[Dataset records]
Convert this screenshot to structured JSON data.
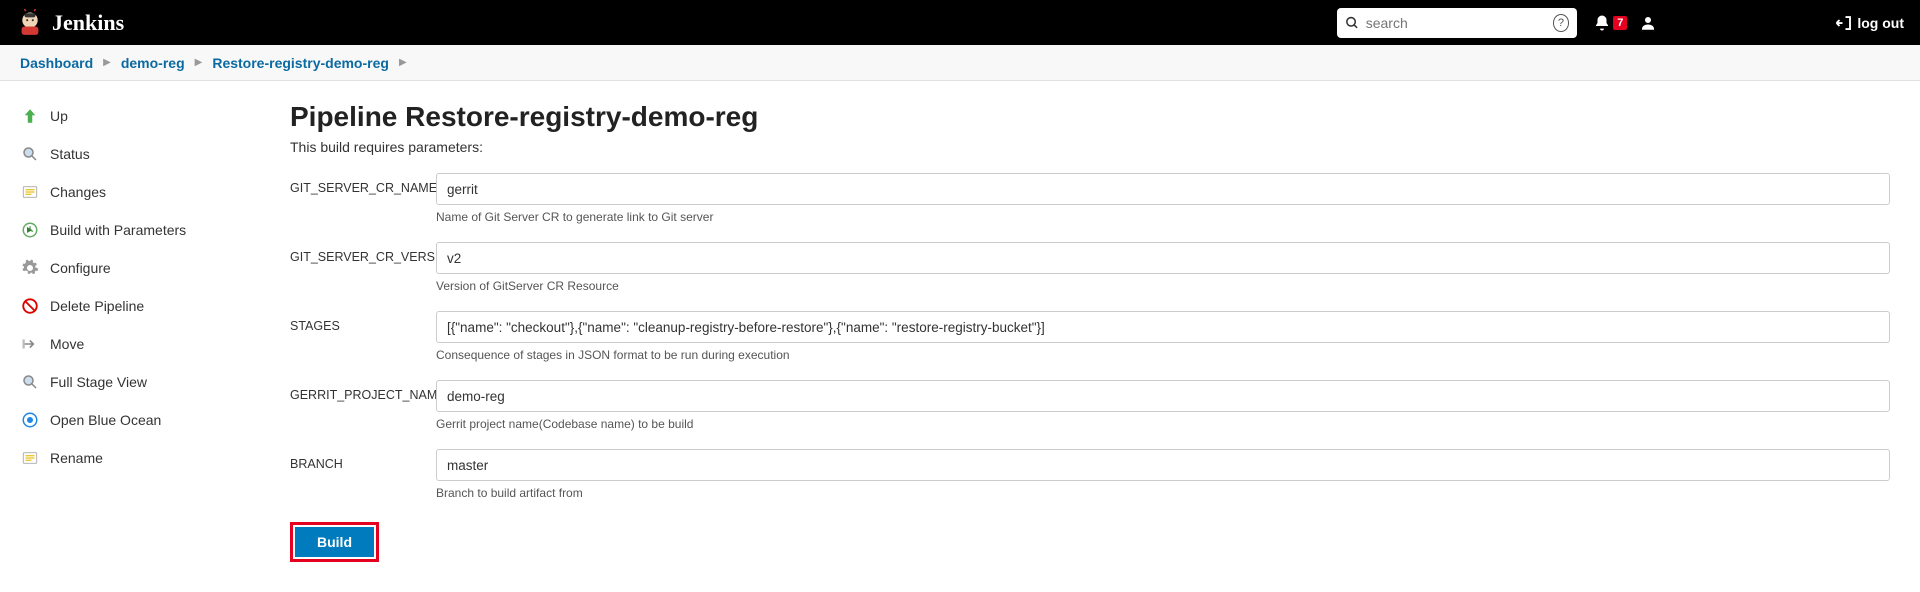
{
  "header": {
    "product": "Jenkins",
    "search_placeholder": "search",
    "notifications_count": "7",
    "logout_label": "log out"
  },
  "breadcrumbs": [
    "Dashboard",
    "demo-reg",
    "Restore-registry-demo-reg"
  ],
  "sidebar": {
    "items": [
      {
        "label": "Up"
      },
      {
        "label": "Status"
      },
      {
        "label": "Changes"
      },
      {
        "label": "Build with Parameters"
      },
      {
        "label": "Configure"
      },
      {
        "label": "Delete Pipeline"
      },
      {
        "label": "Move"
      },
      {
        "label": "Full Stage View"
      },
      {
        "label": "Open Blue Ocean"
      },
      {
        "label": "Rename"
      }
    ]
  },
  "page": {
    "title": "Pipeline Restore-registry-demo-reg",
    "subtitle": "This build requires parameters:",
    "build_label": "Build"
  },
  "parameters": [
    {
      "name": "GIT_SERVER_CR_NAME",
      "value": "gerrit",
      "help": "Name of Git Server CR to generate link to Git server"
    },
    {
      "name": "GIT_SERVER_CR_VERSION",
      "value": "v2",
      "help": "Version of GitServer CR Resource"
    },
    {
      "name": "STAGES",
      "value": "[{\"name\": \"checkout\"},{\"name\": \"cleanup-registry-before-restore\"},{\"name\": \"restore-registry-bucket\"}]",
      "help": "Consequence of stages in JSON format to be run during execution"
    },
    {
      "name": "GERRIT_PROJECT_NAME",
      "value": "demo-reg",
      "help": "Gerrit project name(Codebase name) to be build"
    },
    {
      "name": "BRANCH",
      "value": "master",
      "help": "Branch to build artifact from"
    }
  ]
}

* [Do this] Identify the lines of the entries containing the string "demo". Copy each such line.

* [Output for this exercise]
    "demo-reg",
    "Restore-registry-demo-reg"
    "title": "Pipeline Restore-registry-demo-reg",
      "value": "demo-reg",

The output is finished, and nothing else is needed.